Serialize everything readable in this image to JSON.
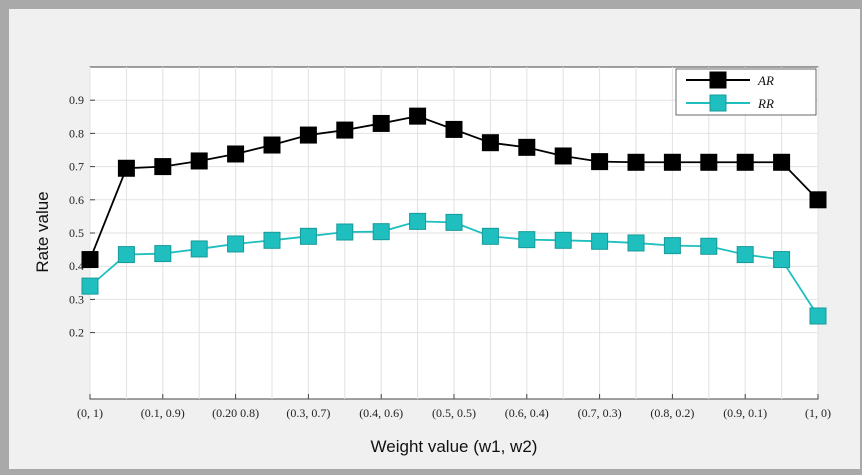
{
  "chart_data": {
    "type": "line",
    "xlabel": "Weight value (w1, w2)",
    "ylabel": "Rate value",
    "x_tick_labels": [
      "(0, 1)",
      "(0.1, 0.9)",
      "(0.20 0.8)",
      "(0.3, 0.7)",
      "(0.4, 0.6)",
      "(0.5, 0.5)",
      "(0.6, 0.4)",
      "(0.7, 0.3)",
      "(0.8, 0.2)",
      "(0.9, 0.1)",
      "(1, 0)"
    ],
    "y_tick_labels": [
      "0.2",
      "0.3",
      "0.4",
      "0.5",
      "0.6",
      "0.7",
      "0.8",
      "0.9"
    ],
    "ylim": [
      0,
      1
    ],
    "grid": true,
    "legend_position": "top-right",
    "series": [
      {
        "name": "AR",
        "color": "#000000",
        "marker": "square",
        "values": [
          0.42,
          0.695,
          0.7,
          0.717,
          0.738,
          0.765,
          0.795,
          0.81,
          0.83,
          0.852,
          0.812,
          0.772,
          0.758,
          0.732,
          0.715,
          0.713,
          0.713,
          0.713,
          0.713,
          0.713,
          0.6
        ]
      },
      {
        "name": "RR",
        "color": "#1fbfbf",
        "marker": "square",
        "values": [
          0.34,
          0.435,
          0.438,
          0.452,
          0.467,
          0.478,
          0.49,
          0.503,
          0.504,
          0.535,
          0.532,
          0.49,
          0.48,
          0.478,
          0.475,
          0.47,
          0.462,
          0.46,
          0.435,
          0.42,
          0.25
        ]
      }
    ]
  }
}
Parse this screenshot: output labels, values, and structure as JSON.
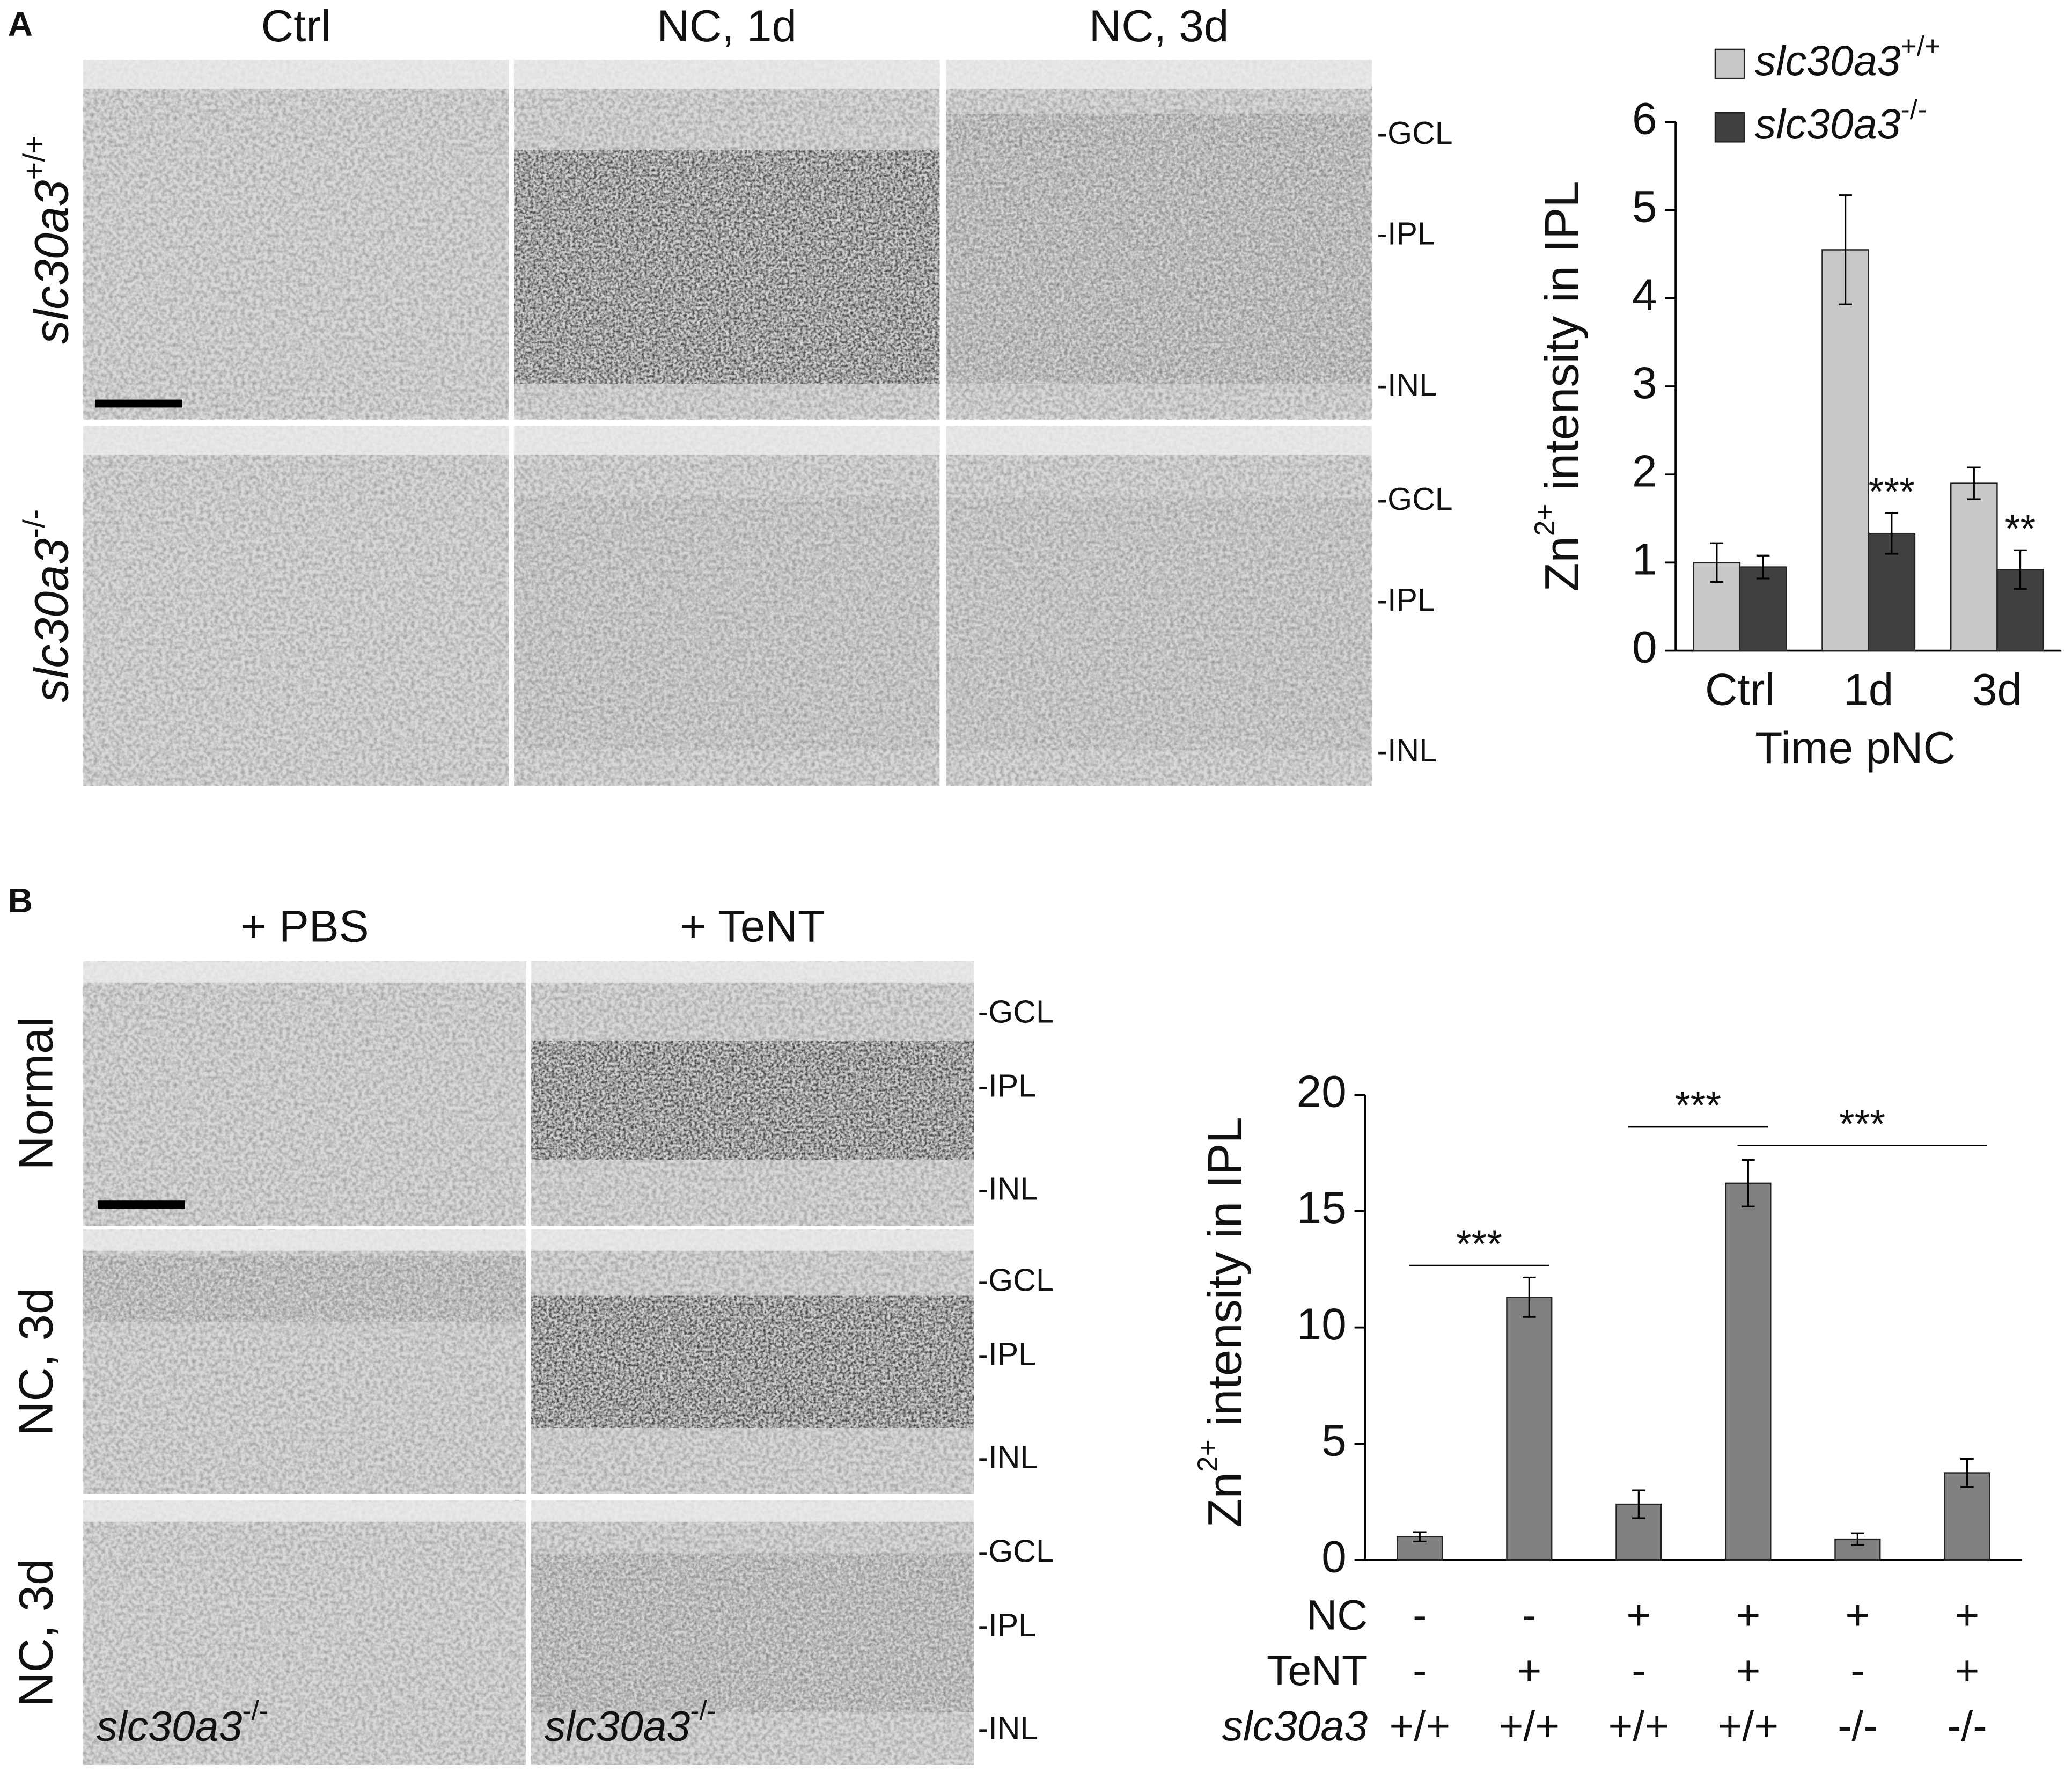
{
  "panel_a": {
    "label": "A",
    "columns": [
      "Ctrl",
      "NC, 1d",
      "NC, 3d"
    ],
    "rows": [
      {
        "gene": "slc30a3",
        "genotype": "+/+"
      },
      {
        "gene": "slc30a3",
        "genotype": "-/-"
      }
    ],
    "layers": [
      "-GCL",
      "-IPL",
      "-INL"
    ]
  },
  "panel_b": {
    "label": "B",
    "columns": [
      "+ PBS",
      "+ TeNT"
    ],
    "rows": [
      "Normal",
      "NC, 3d",
      "NC, 3d"
    ],
    "layers": [
      "-GCL",
      "-IPL",
      "-INL"
    ],
    "image_label": {
      "gene": "slc30a3",
      "genotype": "-/-"
    }
  },
  "chart_data": [
    {
      "type": "bar",
      "ylabel": {
        "base": "Zn",
        "sup": "2+",
        "rest": " intensity in IPL"
      },
      "xlabel": "Time pNC",
      "categories": [
        "Ctrl",
        "1d",
        "3d"
      ],
      "series": [
        {
          "name": "slc30a3",
          "genotype": "+/+",
          "color": "#c8c8c8",
          "values": [
            1.0,
            4.55,
            1.9
          ],
          "errors": [
            0.22,
            0.62,
            0.18
          ]
        },
        {
          "name": "slc30a3",
          "genotype": "-/-",
          "color": "#404040",
          "values": [
            0.95,
            1.33,
            0.92
          ],
          "errors": [
            0.13,
            0.23,
            0.22
          ]
        }
      ],
      "ylim": [
        0,
        6
      ],
      "yticks": [
        0,
        1,
        2,
        3,
        4,
        5,
        6
      ],
      "annotations": [
        {
          "text": "***",
          "series": 1,
          "index": 1
        },
        {
          "text": "**",
          "series": 1,
          "index": 2
        }
      ],
      "legend": "top-left"
    },
    {
      "type": "bar",
      "ylabel": {
        "base": "Zn",
        "sup": "2+",
        "rest": " intensity in IPL"
      },
      "values": [
        1.0,
        11.3,
        2.4,
        16.2,
        0.9,
        3.75
      ],
      "errors": [
        0.2,
        0.85,
        0.6,
        1.0,
        0.25,
        0.6
      ],
      "color": "#808080",
      "ylim": [
        0,
        20
      ],
      "yticks": [
        0,
        5,
        10,
        15,
        20
      ],
      "conditions": [
        {
          "label": "NC",
          "values": [
            "-",
            "-",
            "+",
            "+",
            "+",
            "+"
          ]
        },
        {
          "label": "TeNT",
          "values": [
            "-",
            "+",
            "-",
            "+",
            "-",
            "+"
          ]
        },
        {
          "label": "slc30a3",
          "values": [
            "+/+",
            "+/+",
            "+/+",
            "+/+",
            "-/-",
            "-/-"
          ]
        }
      ],
      "significance": [
        {
          "from": 0,
          "to": 1,
          "label": "***"
        },
        {
          "from": 2,
          "to": 3,
          "label": "***"
        },
        {
          "from": 3,
          "to": 5,
          "label": "***"
        }
      ]
    }
  ]
}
::::
#### [WORK TO BE COMPLETED]
Leave the pictures out and reproduce all of the records exactly.

#### [RESULT OF THIS EXERCISE]
Serialize everything readable in this image to JSON.
{
  "chart_data": {
    "type": "line",
    "xlabel": "Weight value (w1, w2)",
    "ylabel": "Rate value",
    "x_tick_labels": [
      "(0, 1)",
      "(0.1, 0.9)",
      "(0.20 0.8)",
      "(0.3, 0.7)",
      "(0.4, 0.6)",
      "(0.5, 0.5)",
      "(0.6, 0.4)",
      "(0.7, 0.3)",
      "(0.8, 0.2)",
      "(0.9, 0.1)",
      "(1, 0)"
    ],
    "y_tick_labels": [
      "0.2",
      "0.3",
      "0.4",
      "0.5",
      "0.6",
      "0.7",
      "0.8",
      "0.9"
    ],
    "ylim": [
      0,
      1
    ],
    "grid": true,
    "legend_position": "top-right",
    "series": [
      {
        "name": "AR",
        "color": "#000000",
        "marker": "square",
        "values": [
          0.42,
          0.695,
          0.7,
          0.717,
          0.738,
          0.765,
          0.795,
          0.81,
          0.83,
          0.852,
          0.812,
          0.772,
          0.758,
          0.732,
          0.715,
          0.713,
          0.713,
          0.713,
          0.713,
          0.713,
          0.6
        ]
      },
      {
        "name": "RR",
        "color": "#1fbfbf",
        "marker": "square",
        "values": [
          0.34,
          0.435,
          0.438,
          0.452,
          0.467,
          0.478,
          0.49,
          0.503,
          0.504,
          0.535,
          0.532,
          0.49,
          0.48,
          0.478,
          0.475,
          0.47,
          0.462,
          0.46,
          0.435,
          0.42,
          0.25
        ]
      }
    ]
  }
}
Parse this screenshot: output labels, values, and structure as JSON.
{
  "panel_a": {
    "label": "A",
    "columns": [
      "Ctrl",
      "NC, 1d",
      "NC, 3d"
    ],
    "rows": [
      {
        "gene": "slc30a3",
        "genotype": "+/+"
      },
      {
        "gene": "slc30a3",
        "genotype": "-/-"
      }
    ],
    "layers": [
      "-GCL",
      "-IPL",
      "-INL"
    ]
  },
  "panel_b": {
    "label": "B",
    "columns": [
      "+ PBS",
      "+ TeNT"
    ],
    "rows": [
      "Normal",
      "NC, 3d",
      "NC, 3d"
    ],
    "layers": [
      "-GCL",
      "-IPL",
      "-INL"
    ],
    "image_label": {
      "gene": "slc30a3",
      "genotype": "-/-"
    }
  },
  "chart_data": [
    {
      "type": "bar",
      "ylabel": {
        "base": "Zn",
        "sup": "2+",
        "rest": " intensity in IPL"
      },
      "xlabel": "Time pNC",
      "categories": [
        "Ctrl",
        "1d",
        "3d"
      ],
      "series": [
        {
          "name": "slc30a3",
          "genotype": "+/+",
          "color": "#c8c8c8",
          "values": [
            1.0,
            4.55,
            1.9
          ],
          "errors": [
            0.22,
            0.62,
            0.18
          ]
        },
        {
          "name": "slc30a3",
          "genotype": "-/-",
          "color": "#404040",
          "values": [
            0.95,
            1.33,
            0.92
          ],
          "errors": [
            0.13,
            0.23,
            0.22
          ]
        }
      ],
      "ylim": [
        0,
        6
      ],
      "yticks": [
        0,
        1,
        2,
        3,
        4,
        5,
        6
      ],
      "annotations": [
        {
          "text": "***",
          "series": 1,
          "index": 1
        },
        {
          "text": "**",
          "series": 1,
          "index": 2
        }
      ],
      "legend": "top-left"
    },
    {
      "type": "bar",
      "ylabel": {
        "base": "Zn",
        "sup": "2+",
        "rest": " intensity in IPL"
      },
      "values": [
        1.0,
        11.3,
        2.4,
        16.2,
        0.9,
        3.75
      ],
      "errors": [
        0.2,
        0.85,
        0.6,
        1.0,
        0.25,
        0.6
      ],
      "color": "#808080",
      "ylim": [
        0,
        20
      ],
      "yticks": [
        0,
        5,
        10,
        15,
        20
      ],
      "conditions": [
        {
          "label": "NC",
          "values": [
            "-",
            "-",
            "+",
            "+",
            "+",
            "+"
          ]
        },
        {
          "label": "TeNT",
          "values": [
            "-",
            "+",
            "-",
            "+",
            "-",
            "+"
          ]
        },
        {
          "label": "slc30a3",
          "values": [
            "+/+",
            "+/+",
            "+/+",
            "+/+",
            "-/-",
            "-/-"
          ]
        }
      ],
      "significance": [
        {
          "from": 0,
          "to": 1,
          "label": "***"
        },
        {
          "from": 2,
          "to": 3,
          "label": "***"
        },
        {
          "from": 3,
          "to": 5,
          "label": "***"
        }
      ]
    }
  ]
}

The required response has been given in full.